▶ REQUIRED WORK
Only the pictures are omitted; repeat all other data exactly.
------ ENTRIES PROVIDED
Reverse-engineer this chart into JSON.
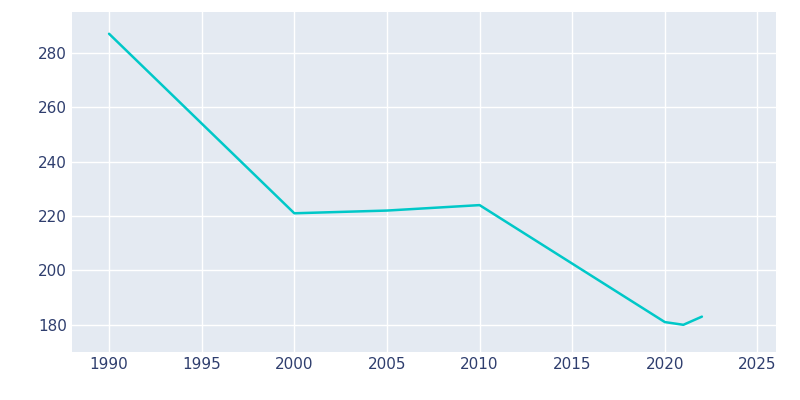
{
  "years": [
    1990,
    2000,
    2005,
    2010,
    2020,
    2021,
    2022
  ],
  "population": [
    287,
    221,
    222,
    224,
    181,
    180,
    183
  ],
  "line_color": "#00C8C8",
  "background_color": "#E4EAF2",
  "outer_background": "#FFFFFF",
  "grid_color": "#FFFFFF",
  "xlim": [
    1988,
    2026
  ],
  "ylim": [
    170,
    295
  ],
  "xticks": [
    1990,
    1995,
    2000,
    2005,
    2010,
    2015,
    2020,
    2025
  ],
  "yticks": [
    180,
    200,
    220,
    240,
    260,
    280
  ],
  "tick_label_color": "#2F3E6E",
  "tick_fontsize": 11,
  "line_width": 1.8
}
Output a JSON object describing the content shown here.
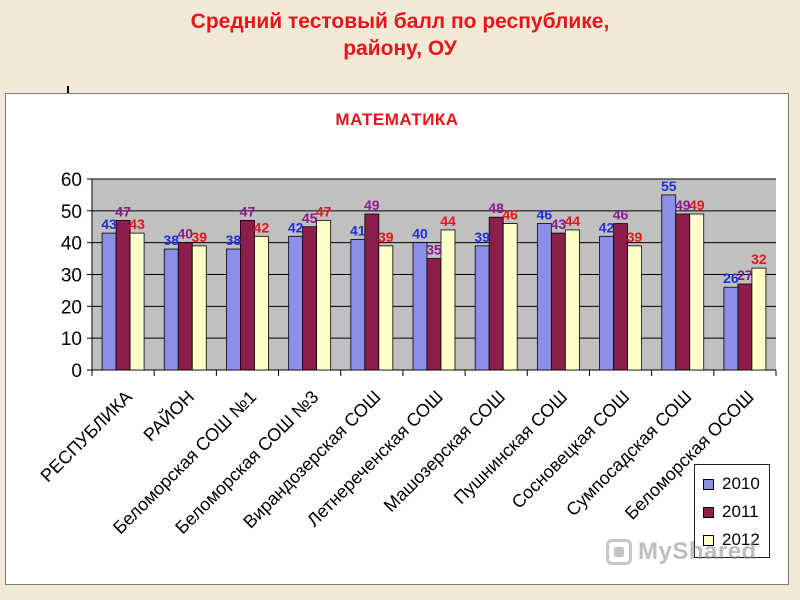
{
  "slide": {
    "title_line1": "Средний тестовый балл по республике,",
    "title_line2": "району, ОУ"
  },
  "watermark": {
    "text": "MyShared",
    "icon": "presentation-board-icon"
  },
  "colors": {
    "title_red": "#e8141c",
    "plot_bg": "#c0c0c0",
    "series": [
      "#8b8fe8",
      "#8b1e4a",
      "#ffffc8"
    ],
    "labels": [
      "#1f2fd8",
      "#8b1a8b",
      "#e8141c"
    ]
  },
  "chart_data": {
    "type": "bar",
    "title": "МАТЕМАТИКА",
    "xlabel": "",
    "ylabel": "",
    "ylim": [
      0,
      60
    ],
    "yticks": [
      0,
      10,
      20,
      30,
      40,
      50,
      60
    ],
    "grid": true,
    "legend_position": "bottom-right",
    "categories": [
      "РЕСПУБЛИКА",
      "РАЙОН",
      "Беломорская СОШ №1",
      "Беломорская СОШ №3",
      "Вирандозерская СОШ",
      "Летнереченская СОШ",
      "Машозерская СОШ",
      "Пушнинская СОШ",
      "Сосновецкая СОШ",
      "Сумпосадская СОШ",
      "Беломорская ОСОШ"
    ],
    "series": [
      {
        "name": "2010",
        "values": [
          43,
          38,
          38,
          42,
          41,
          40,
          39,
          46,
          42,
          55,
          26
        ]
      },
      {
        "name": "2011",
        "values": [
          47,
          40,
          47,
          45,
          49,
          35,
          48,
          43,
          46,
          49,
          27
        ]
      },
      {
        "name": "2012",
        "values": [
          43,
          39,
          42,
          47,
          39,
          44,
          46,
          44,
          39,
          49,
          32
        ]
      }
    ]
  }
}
------------
▶ RIGHT ANSWER
Reverse-engineer this chart into JSON.
{
  "years": [
    1990,
    2000,
    2005,
    2010,
    2020,
    2021,
    2022
  ],
  "population": [
    287,
    221,
    222,
    224,
    181,
    180,
    183
  ],
  "line_color": "#00C8C8",
  "background_color": "#E4EAF2",
  "outer_background": "#FFFFFF",
  "grid_color": "#FFFFFF",
  "xlim": [
    1988,
    2026
  ],
  "ylim": [
    170,
    295
  ],
  "xticks": [
    1990,
    1995,
    2000,
    2005,
    2010,
    2015,
    2020,
    2025
  ],
  "yticks": [
    180,
    200,
    220,
    240,
    260,
    280
  ],
  "tick_label_color": "#2F3E6E",
  "tick_fontsize": 11,
  "line_width": 1.8
}
Output a JSON object describing the content shown here.
{
  "slide": {
    "title_line1": "Средний тестовый балл по республике,",
    "title_line2": "району, ОУ"
  },
  "watermark": {
    "text": "MyShared",
    "icon": "presentation-board-icon"
  },
  "colors": {
    "title_red": "#e8141c",
    "plot_bg": "#c0c0c0",
    "series": [
      "#8b8fe8",
      "#8b1e4a",
      "#ffffc8"
    ],
    "labels": [
      "#1f2fd8",
      "#8b1a8b",
      "#e8141c"
    ]
  },
  "chart_data": {
    "type": "bar",
    "title": "МАТЕМАТИКА",
    "xlabel": "",
    "ylabel": "",
    "ylim": [
      0,
      60
    ],
    "yticks": [
      0,
      10,
      20,
      30,
      40,
      50,
      60
    ],
    "grid": true,
    "legend_position": "bottom-right",
    "categories": [
      "РЕСПУБЛИКА",
      "РАЙОН",
      "Беломорская СОШ №1",
      "Беломорская СОШ №3",
      "Вирандозерская СОШ",
      "Летнереченская СОШ",
      "Машозерская СОШ",
      "Пушнинская СОШ",
      "Сосновецкая СОШ",
      "Сумпосадская СОШ",
      "Беломорская ОСОШ"
    ],
    "series": [
      {
        "name": "2010",
        "values": [
          43,
          38,
          38,
          42,
          41,
          40,
          39,
          46,
          42,
          55,
          26
        ]
      },
      {
        "name": "2011",
        "values": [
          47,
          40,
          47,
          45,
          49,
          35,
          48,
          43,
          46,
          49,
          27
        ]
      },
      {
        "name": "2012",
        "values": [
          43,
          39,
          42,
          47,
          39,
          44,
          46,
          44,
          39,
          49,
          32
        ]
      }
    ]
  }
}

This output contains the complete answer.